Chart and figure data

<<<<

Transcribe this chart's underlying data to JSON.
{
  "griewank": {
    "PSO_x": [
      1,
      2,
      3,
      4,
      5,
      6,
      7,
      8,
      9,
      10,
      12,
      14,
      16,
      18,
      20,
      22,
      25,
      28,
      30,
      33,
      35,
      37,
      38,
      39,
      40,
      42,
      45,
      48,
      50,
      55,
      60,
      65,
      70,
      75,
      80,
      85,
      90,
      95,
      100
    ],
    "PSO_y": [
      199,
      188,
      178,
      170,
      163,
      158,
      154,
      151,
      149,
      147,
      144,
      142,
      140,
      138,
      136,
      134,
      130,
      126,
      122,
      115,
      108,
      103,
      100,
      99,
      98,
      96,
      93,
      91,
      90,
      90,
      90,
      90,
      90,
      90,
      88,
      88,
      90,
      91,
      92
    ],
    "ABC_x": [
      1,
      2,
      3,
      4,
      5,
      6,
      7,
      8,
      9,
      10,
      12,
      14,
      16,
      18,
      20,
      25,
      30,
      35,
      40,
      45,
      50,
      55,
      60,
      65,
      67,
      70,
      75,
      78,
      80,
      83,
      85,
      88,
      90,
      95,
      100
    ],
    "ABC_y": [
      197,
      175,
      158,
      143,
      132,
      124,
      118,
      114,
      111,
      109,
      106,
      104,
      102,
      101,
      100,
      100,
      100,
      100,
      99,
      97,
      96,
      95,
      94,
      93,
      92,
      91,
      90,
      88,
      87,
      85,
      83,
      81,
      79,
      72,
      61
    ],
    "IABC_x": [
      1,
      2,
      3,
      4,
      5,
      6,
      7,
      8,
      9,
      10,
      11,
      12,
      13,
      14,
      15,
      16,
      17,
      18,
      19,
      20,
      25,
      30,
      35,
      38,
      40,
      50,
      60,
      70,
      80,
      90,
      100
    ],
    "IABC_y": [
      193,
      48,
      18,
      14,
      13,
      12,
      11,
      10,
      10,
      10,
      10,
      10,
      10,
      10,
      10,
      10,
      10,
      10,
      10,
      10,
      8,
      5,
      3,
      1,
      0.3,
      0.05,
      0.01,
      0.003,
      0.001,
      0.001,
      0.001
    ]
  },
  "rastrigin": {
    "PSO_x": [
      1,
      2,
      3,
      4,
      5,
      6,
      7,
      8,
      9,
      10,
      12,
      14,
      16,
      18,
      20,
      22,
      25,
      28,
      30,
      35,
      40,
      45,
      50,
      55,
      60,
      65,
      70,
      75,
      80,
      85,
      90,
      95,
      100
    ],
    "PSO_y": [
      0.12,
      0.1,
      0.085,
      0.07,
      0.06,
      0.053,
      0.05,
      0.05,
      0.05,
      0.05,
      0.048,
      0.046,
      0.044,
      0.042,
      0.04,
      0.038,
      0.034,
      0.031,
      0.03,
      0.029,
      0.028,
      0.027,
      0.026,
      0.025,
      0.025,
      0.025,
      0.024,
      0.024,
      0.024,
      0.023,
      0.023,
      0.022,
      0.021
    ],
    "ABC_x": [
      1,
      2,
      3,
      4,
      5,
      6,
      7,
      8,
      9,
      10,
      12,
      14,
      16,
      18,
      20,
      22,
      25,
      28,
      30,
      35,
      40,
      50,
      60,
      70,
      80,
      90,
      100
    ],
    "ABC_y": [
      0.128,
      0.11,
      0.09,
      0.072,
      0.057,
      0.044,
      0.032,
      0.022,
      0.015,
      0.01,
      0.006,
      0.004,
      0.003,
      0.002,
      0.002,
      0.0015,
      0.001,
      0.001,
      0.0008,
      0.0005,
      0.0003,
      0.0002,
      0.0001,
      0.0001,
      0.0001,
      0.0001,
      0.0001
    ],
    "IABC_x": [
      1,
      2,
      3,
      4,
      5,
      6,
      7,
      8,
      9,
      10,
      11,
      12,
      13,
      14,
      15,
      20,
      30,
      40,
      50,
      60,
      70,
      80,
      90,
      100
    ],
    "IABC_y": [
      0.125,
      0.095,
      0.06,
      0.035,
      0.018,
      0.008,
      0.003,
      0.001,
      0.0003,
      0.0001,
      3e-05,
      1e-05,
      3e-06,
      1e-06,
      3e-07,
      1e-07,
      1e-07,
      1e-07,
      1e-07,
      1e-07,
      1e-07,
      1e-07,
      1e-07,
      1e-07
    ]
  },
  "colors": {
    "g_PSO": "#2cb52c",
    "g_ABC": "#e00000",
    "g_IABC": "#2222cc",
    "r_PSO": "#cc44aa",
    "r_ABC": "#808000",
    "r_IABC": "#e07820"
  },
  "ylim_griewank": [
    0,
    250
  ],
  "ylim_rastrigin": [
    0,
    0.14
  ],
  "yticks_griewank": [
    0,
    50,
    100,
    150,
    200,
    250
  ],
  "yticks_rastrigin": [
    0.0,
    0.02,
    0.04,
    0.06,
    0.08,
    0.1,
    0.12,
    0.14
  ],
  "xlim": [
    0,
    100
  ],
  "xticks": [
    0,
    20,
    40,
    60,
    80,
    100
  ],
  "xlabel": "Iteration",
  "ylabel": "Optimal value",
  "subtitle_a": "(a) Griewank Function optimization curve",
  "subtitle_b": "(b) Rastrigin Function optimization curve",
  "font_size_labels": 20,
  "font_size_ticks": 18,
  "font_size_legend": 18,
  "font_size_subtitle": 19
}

>>>>

**Objective:**
Give back all the data exactly as written.

**Solution to this exercise:**
Transcribe this chart's underlying data to JSON.
{
  "griewank": {
    "PSO_x": [
      1,
      2,
      3,
      4,
      5,
      6,
      7,
      8,
      9,
      10,
      12,
      14,
      16,
      18,
      20,
      22,
      25,
      28,
      30,
      33,
      35,
      37,
      38,
      39,
      40,
      42,
      45,
      48,
      50,
      55,
      60,
      65,
      70,
      75,
      80,
      85,
      90,
      95,
      100
    ],
    "PSO_y": [
      199,
      188,
      178,
      170,
      163,
      158,
      154,
      151,
      149,
      147,
      144,
      142,
      140,
      138,
      136,
      134,
      130,
      126,
      122,
      115,
      108,
      103,
      100,
      99,
      98,
      96,
      93,
      91,
      90,
      90,
      90,
      90,
      90,
      90,
      88,
      88,
      90,
      91,
      92
    ],
    "ABC_x": [
      1,
      2,
      3,
      4,
      5,
      6,
      7,
      8,
      9,
      10,
      12,
      14,
      16,
      18,
      20,
      25,
      30,
      35,
      40,
      45,
      50,
      55,
      60,
      65,
      67,
      70,
      75,
      78,
      80,
      83,
      85,
      88,
      90,
      95,
      100
    ],
    "ABC_y": [
      197,
      175,
      158,
      143,
      132,
      124,
      118,
      114,
      111,
      109,
      106,
      104,
      102,
      101,
      100,
      100,
      100,
      100,
      99,
      97,
      96,
      95,
      94,
      93,
      92,
      91,
      90,
      88,
      87,
      85,
      83,
      81,
      79,
      72,
      61
    ],
    "IABC_x": [
      1,
      2,
      3,
      4,
      5,
      6,
      7,
      8,
      9,
      10,
      11,
      12,
      13,
      14,
      15,
      16,
      17,
      18,
      19,
      20,
      25,
      30,
      35,
      38,
      40,
      50,
      60,
      70,
      80,
      90,
      100
    ],
    "IABC_y": [
      193,
      48,
      18,
      14,
      13,
      12,
      11,
      10,
      10,
      10,
      10,
      10,
      10,
      10,
      10,
      10,
      10,
      10,
      10,
      10,
      8,
      5,
      3,
      1,
      0.3,
      0.05,
      0.01,
      0.003,
      0.001,
      0.001,
      0.001
    ]
  },
  "rastrigin": {
    "PSO_x": [
      1,
      2,
      3,
      4,
      5,
      6,
      7,
      8,
      9,
      10,
      12,
      14,
      16,
      18,
      20,
      22,
      25,
      28,
      30,
      35,
      40,
      45,
      50,
      55,
      60,
      65,
      70,
      75,
      80,
      85,
      90,
      95,
      100
    ],
    "PSO_y": [
      0.12,
      0.1,
      0.085,
      0.07,
      0.06,
      0.053,
      0.05,
      0.05,
      0.05,
      0.05,
      0.048,
      0.046,
      0.044,
      0.042,
      0.04,
      0.038,
      0.034,
      0.031,
      0.03,
      0.029,
      0.028,
      0.027,
      0.026,
      0.025,
      0.025,
      0.025,
      0.024,
      0.024,
      0.024,
      0.023,
      0.023,
      0.022,
      0.021
    ],
    "ABC_x": [
      1,
      2,
      3,
      4,
      5,
      6,
      7,
      8,
      9,
      10,
      12,
      14,
      16,
      18,
      20,
      22,
      25,
      28,
      30,
      35,
      40,
      50,
      60,
      70,
      80,
      90,
      100
    ],
    "ABC_y": [
      0.128,
      0.11,
      0.09,
      0.072,
      0.057,
      0.044,
      0.032,
      0.022,
      0.015,
      0.01,
      0.006,
      0.004,
      0.003,
      0.002,
      0.002,
      0.0015,
      0.001,
      0.001,
      0.0008,
      0.0005,
      0.0003,
      0.0002,
      0.0001,
      0.0001,
      0.0001,
      0.0001,
      0.0001
    ],
    "IABC_x": [
      1,
      2,
      3,
      4,
      5,
      6,
      7,
      8,
      9,
      10,
      11,
      12,
      13,
      14,
      15,
      20,
      30,
      40,
      50,
      60,
      70,
      80,
      90,
      100
    ],
    "IABC_y": [
      0.125,
      0.095,
      0.06,
      0.035,
      0.018,
      0.008,
      0.003,
      0.001,
      0.0003,
      0.0001,
      3e-05,
      1e-05,
      3e-06,
      1e-06,
      3e-07,
      1e-07,
      1e-07,
      1e-07,
      1e-07,
      1e-07,
      1e-07,
      1e-07,
      1e-07,
      1e-07
    ]
  },
  "colors": {
    "g_PSO": "#2cb52c",
    "g_ABC": "#e00000",
    "g_IABC": "#2222cc",
    "r_PSO": "#cc44aa",
    "r_ABC": "#808000",
    "r_IABC": "#e07820"
  },
  "ylim_griewank": [
    0,
    250
  ],
  "ylim_rastrigin": [
    0,
    0.14
  ],
  "yticks_griewank": [
    0,
    50,
    100,
    150,
    200,
    250
  ],
  "yticks_rastrigin": [
    0.0,
    0.02,
    0.04,
    0.06,
    0.08,
    0.1,
    0.12,
    0.14
  ],
  "xlim": [
    0,
    100
  ],
  "xticks": [
    0,
    20,
    40,
    60,
    80,
    100
  ],
  "xlabel": "Iteration",
  "ylabel": "Optimal value",
  "subtitle_a": "(a) Griewank Function optimization curve",
  "subtitle_b": "(b) Rastrigin Function optimization curve",
  "font_size_labels": 20,
  "font_size_ticks": 18,
  "font_size_legend": 18,
  "font_size_subtitle": 19
}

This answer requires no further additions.